» Dataset records
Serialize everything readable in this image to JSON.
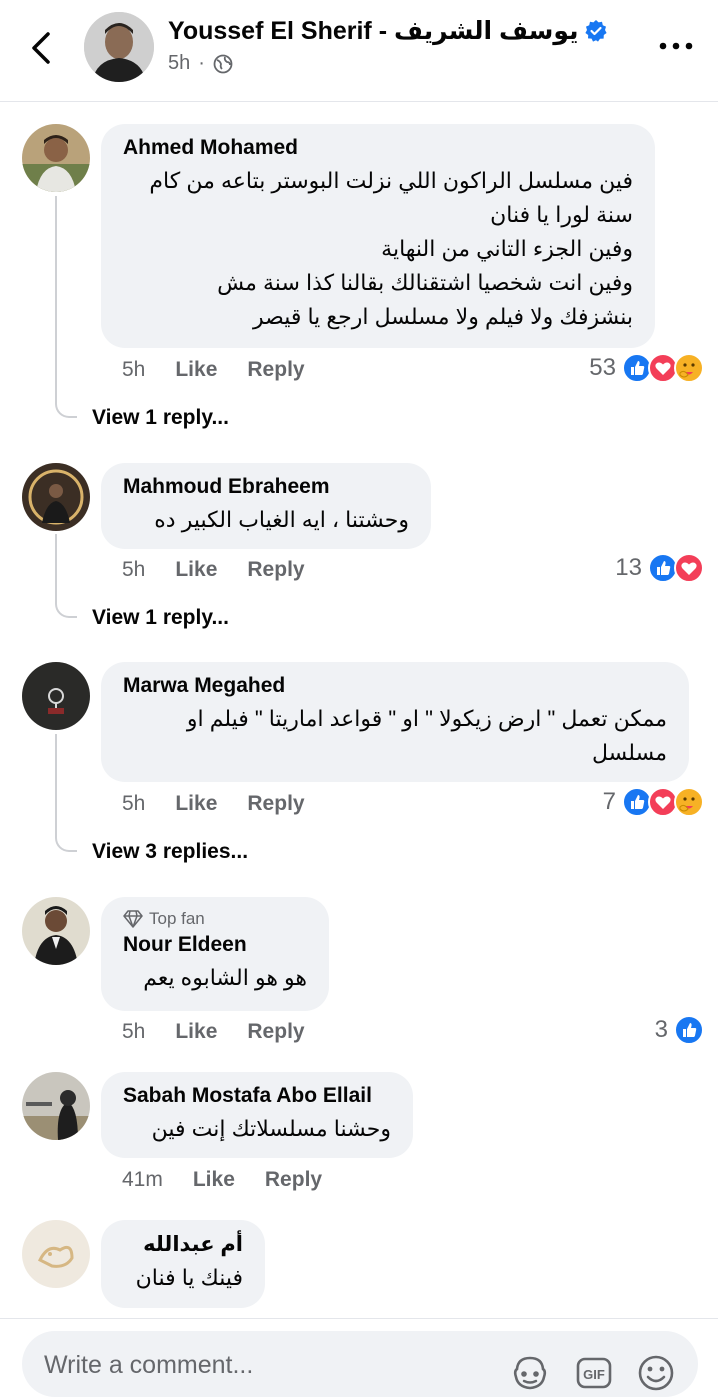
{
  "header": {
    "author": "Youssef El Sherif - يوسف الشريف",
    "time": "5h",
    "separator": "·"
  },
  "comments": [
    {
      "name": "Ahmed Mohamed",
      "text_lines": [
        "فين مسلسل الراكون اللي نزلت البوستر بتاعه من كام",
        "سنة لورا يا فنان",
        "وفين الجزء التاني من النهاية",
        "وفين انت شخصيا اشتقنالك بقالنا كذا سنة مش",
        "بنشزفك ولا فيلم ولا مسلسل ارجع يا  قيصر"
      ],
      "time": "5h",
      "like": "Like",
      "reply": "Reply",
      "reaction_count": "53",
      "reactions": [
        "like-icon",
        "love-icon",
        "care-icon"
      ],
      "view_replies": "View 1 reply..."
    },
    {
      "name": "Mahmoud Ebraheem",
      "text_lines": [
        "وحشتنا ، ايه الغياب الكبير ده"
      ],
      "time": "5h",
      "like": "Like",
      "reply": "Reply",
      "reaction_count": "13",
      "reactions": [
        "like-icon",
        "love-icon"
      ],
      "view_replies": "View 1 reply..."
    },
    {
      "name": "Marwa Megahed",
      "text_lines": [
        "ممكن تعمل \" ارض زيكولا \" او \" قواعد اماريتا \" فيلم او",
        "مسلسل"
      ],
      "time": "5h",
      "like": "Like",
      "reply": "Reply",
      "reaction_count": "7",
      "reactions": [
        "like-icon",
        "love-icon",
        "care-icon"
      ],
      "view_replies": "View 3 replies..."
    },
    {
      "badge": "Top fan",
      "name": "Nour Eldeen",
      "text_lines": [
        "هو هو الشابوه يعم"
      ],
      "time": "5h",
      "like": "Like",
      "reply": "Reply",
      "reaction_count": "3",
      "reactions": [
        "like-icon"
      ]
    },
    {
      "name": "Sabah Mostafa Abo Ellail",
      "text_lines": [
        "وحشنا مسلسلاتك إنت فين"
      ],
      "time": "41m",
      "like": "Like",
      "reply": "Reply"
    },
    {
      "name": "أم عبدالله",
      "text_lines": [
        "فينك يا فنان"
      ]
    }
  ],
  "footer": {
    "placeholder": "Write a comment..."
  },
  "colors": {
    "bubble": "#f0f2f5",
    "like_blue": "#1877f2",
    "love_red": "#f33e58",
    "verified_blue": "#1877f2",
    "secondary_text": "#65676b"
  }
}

---

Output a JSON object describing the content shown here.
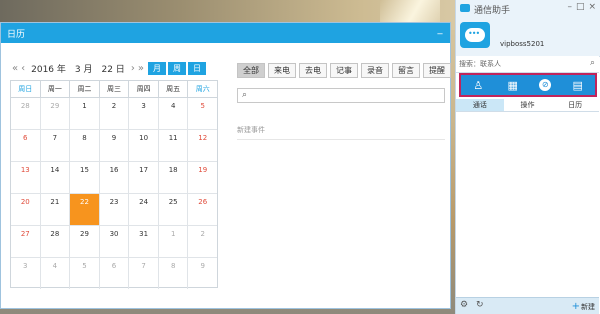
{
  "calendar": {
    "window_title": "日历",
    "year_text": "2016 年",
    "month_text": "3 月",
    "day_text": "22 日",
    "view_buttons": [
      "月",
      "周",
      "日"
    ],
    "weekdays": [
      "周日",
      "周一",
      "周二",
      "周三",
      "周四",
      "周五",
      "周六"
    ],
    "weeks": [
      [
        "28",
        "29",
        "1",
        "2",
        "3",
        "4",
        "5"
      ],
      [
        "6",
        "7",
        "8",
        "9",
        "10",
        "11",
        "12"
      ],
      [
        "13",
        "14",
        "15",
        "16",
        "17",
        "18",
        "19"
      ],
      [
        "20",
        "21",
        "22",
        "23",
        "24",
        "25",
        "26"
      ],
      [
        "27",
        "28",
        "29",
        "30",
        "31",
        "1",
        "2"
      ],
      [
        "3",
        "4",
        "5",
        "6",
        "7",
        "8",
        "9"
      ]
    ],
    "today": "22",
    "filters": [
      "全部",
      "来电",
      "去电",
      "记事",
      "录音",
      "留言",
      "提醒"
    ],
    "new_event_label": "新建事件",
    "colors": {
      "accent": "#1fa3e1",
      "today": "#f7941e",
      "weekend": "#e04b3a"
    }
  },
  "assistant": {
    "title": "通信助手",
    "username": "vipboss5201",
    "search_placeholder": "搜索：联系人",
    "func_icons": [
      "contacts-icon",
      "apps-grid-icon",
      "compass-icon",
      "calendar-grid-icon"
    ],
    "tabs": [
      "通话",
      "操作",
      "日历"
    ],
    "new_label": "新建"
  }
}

» Written task
Using the records above, select and copy every line that has the word "JSON".

» Response for this exercise
Serialize everything readable in this image to JSON.
Output a JSON object describing the content shown here.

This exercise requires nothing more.